* _SHORT PROBLEM_: Rewrite the data below with every "table-row" changed to "body-row", leaving everything else as it is.

[start GIVEN INFORMATION]

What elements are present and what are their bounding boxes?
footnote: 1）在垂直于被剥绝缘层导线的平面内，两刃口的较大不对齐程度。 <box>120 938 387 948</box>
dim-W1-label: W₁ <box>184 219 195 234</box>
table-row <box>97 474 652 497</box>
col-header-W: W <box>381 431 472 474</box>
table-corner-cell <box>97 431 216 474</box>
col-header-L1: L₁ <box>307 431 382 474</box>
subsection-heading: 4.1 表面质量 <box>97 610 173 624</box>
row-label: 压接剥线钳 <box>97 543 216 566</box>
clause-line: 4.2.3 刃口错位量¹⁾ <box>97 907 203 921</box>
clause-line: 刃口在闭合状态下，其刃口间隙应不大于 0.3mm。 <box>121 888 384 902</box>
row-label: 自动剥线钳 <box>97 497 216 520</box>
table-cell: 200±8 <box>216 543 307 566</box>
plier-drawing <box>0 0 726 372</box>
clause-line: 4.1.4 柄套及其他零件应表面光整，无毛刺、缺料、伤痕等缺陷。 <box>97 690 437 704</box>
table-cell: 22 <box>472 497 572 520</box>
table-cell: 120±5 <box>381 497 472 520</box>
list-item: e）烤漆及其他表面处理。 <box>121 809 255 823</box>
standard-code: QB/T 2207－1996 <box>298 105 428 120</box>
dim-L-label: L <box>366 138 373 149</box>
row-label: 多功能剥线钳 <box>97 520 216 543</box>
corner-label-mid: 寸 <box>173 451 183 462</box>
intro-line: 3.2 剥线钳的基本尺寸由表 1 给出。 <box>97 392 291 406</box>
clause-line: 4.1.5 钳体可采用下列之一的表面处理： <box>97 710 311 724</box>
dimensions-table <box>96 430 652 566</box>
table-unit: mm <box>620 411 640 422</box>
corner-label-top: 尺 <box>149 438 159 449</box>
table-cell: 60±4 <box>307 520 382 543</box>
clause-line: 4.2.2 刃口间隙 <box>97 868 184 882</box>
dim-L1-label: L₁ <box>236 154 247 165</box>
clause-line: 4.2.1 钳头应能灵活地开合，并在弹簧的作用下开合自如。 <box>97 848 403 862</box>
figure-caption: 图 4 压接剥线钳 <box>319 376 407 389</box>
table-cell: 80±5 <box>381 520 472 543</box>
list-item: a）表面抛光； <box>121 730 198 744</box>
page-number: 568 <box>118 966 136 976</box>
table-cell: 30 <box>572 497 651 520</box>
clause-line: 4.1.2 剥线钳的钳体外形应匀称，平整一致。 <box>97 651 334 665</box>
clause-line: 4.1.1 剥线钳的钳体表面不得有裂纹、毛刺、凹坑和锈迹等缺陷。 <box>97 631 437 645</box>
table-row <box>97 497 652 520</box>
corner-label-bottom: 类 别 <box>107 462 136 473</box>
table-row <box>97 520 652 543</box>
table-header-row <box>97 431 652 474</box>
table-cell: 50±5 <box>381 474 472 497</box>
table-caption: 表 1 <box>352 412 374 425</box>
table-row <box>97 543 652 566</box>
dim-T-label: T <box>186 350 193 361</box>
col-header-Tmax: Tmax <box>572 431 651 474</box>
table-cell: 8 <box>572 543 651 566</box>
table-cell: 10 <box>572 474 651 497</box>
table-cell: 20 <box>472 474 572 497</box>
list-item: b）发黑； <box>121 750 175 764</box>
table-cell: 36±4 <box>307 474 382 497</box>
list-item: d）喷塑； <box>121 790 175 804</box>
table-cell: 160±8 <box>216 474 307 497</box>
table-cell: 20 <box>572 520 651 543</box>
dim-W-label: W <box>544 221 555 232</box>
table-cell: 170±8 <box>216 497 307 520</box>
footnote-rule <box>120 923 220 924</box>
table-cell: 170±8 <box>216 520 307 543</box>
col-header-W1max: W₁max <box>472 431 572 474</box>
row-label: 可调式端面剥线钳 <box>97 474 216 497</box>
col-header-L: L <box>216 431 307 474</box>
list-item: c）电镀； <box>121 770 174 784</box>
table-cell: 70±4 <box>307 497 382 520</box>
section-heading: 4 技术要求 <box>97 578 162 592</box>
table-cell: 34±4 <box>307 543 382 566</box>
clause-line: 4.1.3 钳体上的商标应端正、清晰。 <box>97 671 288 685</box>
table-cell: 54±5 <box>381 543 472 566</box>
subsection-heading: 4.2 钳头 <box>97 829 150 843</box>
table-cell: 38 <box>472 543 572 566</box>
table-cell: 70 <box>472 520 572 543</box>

[end GIVEN INFORMATION]

* _RESULT FOR THIS EXERCISE_:
What elements are present and what are their bounding boxes?
footnote: 1）在垂直于被剥绝缘层导线的平面内，两刃口的较大不对齐程度。 <box>120 938 387 948</box>
dim-W1-label: W₁ <box>184 219 195 234</box>
body-row <box>97 474 652 497</box>
col-header-W: W <box>381 431 472 474</box>
table-corner-cell <box>97 431 216 474</box>
col-header-L1: L₁ <box>307 431 382 474</box>
subsection-heading: 4.1 表面质量 <box>97 610 173 624</box>
row-label: 压接剥线钳 <box>97 543 216 566</box>
clause-line: 4.2.3 刃口错位量¹⁾ <box>97 907 203 921</box>
clause-line: 刃口在闭合状态下，其刃口间隙应不大于 0.3mm。 <box>121 888 384 902</box>
row-label: 自动剥线钳 <box>97 497 216 520</box>
table-cell: 200±8 <box>216 543 307 566</box>
plier-drawing <box>0 0 726 372</box>
clause-line: 4.1.4 柄套及其他零件应表面光整，无毛刺、缺料、伤痕等缺陷。 <box>97 690 437 704</box>
table-cell: 22 <box>472 497 572 520</box>
table-cell: 120±5 <box>381 497 472 520</box>
list-item: e）烤漆及其他表面处理。 <box>121 809 255 823</box>
standard-code: QB/T 2207－1996 <box>298 105 428 120</box>
dim-L-label: L <box>366 138 373 149</box>
row-label: 多功能剥线钳 <box>97 520 216 543</box>
corner-label-mid: 寸 <box>173 451 183 462</box>
intro-line: 3.2 剥线钳的基本尺寸由表 1 给出。 <box>97 392 291 406</box>
clause-line: 4.1.5 钳体可采用下列之一的表面处理： <box>97 710 311 724</box>
dimensions-table <box>96 430 652 566</box>
table-unit: mm <box>620 411 640 422</box>
corner-label-top: 尺 <box>149 438 159 449</box>
table-cell: 60±4 <box>307 520 382 543</box>
clause-line: 4.2.2 刃口间隙 <box>97 868 184 882</box>
dim-L1-label: L₁ <box>236 154 247 165</box>
clause-line: 4.2.1 钳头应能灵活地开合，并在弹簧的作用下开合自如。 <box>97 848 403 862</box>
figure-caption: 图 4 压接剥线钳 <box>319 376 407 389</box>
table-cell: 80±5 <box>381 520 472 543</box>
list-item: a）表面抛光； <box>121 730 198 744</box>
page-number: 568 <box>118 966 136 976</box>
table-cell: 30 <box>572 497 651 520</box>
clause-line: 4.1.2 剥线钳的钳体外形应匀称，平整一致。 <box>97 651 334 665</box>
clause-line: 4.1.1 剥线钳的钳体表面不得有裂纹、毛刺、凹坑和锈迹等缺陷。 <box>97 631 437 645</box>
body-row <box>97 497 652 520</box>
corner-label-bottom: 类 别 <box>107 462 136 473</box>
body-row <box>97 520 652 543</box>
table-header-row <box>97 431 652 474</box>
table-cell: 50±5 <box>381 474 472 497</box>
table-caption: 表 1 <box>352 412 374 425</box>
body-row <box>97 543 652 566</box>
dim-T-label: T <box>186 350 193 361</box>
col-header-Tmax: Tmax <box>572 431 651 474</box>
table-cell: 8 <box>572 543 651 566</box>
table-cell: 10 <box>572 474 651 497</box>
table-cell: 20 <box>472 474 572 497</box>
list-item: b）发黑； <box>121 750 175 764</box>
table-cell: 36±4 <box>307 474 382 497</box>
list-item: d）喷塑； <box>121 790 175 804</box>
table-cell: 160±8 <box>216 474 307 497</box>
table-cell: 20 <box>572 520 651 543</box>
dim-W-label: W <box>544 221 555 232</box>
table-cell: 170±8 <box>216 497 307 520</box>
footnote-rule <box>120 923 220 924</box>
table-cell: 170±8 <box>216 520 307 543</box>
col-header-W1max: W₁max <box>472 431 572 474</box>
row-label: 可调式端面剥线钳 <box>97 474 216 497</box>
col-header-L: L <box>216 431 307 474</box>
list-item: c）电镀； <box>121 770 174 784</box>
table-cell: 70±4 <box>307 497 382 520</box>
section-heading: 4 技术要求 <box>97 578 162 592</box>
table-cell: 34±4 <box>307 543 382 566</box>
clause-line: 4.1.3 钳体上的商标应端正、清晰。 <box>97 671 288 685</box>
table-cell: 54±5 <box>381 543 472 566</box>
subsection-heading: 4.2 钳头 <box>97 829 150 843</box>
table-cell: 38 <box>472 543 572 566</box>
table-cell: 70 <box>472 520 572 543</box>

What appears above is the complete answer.